▶ **Data supplied**
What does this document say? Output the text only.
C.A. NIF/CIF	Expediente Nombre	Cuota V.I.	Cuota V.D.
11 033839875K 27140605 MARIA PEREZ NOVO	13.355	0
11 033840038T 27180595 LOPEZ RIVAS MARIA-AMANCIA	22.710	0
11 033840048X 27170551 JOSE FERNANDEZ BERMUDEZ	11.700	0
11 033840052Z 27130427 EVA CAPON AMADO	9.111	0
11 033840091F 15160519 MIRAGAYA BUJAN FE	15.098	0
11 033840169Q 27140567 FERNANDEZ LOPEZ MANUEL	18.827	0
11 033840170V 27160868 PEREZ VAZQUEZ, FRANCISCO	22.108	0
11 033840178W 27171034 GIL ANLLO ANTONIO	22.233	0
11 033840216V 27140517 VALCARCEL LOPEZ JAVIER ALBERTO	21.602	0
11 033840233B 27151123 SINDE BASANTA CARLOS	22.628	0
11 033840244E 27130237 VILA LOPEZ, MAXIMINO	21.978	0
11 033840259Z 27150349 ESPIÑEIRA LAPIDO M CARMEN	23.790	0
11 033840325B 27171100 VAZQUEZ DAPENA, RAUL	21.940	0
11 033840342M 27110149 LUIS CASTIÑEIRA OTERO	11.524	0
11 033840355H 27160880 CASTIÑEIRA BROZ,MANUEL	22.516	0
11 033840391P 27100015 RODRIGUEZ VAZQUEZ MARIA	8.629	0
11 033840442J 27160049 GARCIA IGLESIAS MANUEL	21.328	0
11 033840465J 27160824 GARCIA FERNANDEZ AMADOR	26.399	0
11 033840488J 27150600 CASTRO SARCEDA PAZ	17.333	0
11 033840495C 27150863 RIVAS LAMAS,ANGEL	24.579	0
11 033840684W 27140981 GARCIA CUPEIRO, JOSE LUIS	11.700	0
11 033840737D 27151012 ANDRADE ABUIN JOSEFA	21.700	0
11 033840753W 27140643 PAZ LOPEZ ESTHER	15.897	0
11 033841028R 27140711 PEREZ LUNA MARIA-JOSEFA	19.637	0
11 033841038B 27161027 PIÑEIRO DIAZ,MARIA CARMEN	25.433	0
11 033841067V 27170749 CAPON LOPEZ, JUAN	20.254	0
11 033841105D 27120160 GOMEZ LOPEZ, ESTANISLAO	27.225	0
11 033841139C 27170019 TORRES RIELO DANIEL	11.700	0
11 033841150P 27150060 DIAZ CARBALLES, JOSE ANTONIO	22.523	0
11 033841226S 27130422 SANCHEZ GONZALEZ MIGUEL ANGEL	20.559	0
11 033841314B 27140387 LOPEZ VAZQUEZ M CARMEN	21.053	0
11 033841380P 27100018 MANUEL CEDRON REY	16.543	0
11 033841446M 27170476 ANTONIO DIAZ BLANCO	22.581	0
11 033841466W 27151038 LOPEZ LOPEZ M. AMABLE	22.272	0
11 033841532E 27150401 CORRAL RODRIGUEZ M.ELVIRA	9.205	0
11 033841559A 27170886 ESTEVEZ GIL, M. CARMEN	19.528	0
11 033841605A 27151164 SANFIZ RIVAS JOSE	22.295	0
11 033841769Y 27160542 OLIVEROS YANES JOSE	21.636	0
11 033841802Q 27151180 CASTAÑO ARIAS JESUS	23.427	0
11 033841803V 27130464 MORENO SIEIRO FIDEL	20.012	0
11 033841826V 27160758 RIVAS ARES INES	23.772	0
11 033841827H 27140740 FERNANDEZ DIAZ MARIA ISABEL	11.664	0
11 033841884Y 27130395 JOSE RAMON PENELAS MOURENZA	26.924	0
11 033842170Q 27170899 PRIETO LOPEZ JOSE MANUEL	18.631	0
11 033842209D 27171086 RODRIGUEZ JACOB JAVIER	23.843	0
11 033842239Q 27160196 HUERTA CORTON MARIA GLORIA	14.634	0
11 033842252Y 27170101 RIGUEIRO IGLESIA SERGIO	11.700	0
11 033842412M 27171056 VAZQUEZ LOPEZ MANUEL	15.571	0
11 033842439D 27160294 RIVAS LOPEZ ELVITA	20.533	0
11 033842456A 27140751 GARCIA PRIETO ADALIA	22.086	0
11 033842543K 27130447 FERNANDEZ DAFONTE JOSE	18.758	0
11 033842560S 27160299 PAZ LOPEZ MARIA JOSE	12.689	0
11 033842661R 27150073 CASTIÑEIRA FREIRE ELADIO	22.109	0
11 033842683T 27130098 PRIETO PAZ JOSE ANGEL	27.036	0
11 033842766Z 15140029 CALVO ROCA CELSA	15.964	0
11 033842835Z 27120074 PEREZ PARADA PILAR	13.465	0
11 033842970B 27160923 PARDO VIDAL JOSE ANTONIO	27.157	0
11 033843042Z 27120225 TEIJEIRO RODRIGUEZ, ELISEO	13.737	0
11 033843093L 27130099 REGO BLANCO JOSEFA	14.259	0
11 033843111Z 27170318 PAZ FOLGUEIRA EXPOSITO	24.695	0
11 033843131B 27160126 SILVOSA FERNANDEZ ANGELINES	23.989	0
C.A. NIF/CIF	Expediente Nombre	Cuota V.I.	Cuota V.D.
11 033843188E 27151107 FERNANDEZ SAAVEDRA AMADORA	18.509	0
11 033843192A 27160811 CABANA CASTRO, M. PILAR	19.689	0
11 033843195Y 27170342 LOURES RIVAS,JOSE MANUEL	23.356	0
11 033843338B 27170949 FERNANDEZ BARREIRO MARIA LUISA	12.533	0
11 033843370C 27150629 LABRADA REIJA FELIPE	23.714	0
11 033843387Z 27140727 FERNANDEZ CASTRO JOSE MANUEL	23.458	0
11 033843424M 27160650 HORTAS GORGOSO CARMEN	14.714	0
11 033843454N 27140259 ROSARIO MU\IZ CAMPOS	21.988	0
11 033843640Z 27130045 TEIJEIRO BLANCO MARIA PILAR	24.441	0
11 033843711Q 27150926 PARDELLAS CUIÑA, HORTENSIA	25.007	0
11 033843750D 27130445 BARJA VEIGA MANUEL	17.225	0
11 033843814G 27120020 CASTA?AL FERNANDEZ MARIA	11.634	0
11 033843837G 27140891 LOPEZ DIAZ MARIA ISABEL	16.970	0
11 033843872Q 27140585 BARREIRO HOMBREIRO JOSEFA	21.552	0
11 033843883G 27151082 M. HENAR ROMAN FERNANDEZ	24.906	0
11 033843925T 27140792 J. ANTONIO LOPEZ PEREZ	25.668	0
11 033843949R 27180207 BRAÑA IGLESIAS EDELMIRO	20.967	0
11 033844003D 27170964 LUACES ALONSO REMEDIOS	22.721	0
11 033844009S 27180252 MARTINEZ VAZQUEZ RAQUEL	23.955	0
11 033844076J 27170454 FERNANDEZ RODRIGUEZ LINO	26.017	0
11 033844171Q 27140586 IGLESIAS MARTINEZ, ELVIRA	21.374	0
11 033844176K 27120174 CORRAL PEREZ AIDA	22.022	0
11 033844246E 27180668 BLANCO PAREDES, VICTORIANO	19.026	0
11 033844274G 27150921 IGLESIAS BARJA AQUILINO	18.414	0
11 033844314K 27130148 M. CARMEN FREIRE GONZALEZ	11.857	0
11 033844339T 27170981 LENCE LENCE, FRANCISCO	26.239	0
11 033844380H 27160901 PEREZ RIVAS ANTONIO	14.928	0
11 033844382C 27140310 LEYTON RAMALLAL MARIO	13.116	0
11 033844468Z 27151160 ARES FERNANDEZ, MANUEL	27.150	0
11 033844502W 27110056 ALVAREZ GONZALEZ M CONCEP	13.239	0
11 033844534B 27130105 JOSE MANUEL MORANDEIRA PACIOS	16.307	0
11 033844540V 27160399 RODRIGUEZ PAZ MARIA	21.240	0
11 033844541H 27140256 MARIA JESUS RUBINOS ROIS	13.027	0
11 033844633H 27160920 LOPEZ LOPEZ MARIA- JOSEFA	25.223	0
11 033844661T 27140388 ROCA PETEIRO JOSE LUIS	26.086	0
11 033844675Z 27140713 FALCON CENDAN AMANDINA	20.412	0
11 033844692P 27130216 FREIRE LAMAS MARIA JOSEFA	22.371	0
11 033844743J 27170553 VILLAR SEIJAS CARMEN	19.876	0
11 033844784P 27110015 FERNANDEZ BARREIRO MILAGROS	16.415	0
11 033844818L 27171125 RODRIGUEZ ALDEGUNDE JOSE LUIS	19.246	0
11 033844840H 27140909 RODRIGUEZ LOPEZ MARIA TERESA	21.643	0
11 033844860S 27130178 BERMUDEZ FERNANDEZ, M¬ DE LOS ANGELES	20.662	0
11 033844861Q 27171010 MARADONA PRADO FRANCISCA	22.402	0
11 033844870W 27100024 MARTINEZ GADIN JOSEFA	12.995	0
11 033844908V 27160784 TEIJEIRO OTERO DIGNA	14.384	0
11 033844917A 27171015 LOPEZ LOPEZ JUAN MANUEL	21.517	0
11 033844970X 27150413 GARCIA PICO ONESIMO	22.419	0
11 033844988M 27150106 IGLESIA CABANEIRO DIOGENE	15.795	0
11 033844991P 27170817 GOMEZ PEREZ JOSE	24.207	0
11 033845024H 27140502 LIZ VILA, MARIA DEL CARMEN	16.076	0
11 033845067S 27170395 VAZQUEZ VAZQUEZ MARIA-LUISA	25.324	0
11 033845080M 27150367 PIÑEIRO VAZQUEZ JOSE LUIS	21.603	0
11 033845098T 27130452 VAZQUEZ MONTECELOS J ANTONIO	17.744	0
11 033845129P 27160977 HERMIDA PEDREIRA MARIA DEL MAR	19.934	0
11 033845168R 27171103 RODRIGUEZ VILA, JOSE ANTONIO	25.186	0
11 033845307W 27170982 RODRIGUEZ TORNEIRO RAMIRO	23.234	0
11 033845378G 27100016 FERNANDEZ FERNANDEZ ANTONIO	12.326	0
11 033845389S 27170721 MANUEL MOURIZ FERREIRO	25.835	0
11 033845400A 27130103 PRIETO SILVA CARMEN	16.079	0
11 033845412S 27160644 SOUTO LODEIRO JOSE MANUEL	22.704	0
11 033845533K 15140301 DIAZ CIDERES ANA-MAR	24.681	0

▶ **The problem**
Each line holding "CARMEN" must be found and copied.

▶ **The result**
11 033840259Z 27150349 ESPIÑEIRA LAPIDO M CARMEN	23.790	0
11 033841038B 27161027 PIÑEIRO DIAZ,MARIA CARMEN	25.433	0
11 033841314B 27140387 LOPEZ VAZQUEZ M CARMEN	21.053	0
11 033841559A 27170886 ESTEVEZ GIL, M. CARMEN	19.528	0
11 033843424M 27160650 HORTAS GORGOSO CARMEN	14.714	0
11 033844314K 27130148 M. CARMEN FREIRE GONZALEZ	11.857	0
11 033844743J 27170553 VILLAR SEIJAS CARMEN	19.876	0
11 033845024H 27140502 LIZ VILA, MARIA DEL CARMEN	16.076	0
11 033845400A 27130103 PRIETO SILVA CARMEN	16.079	0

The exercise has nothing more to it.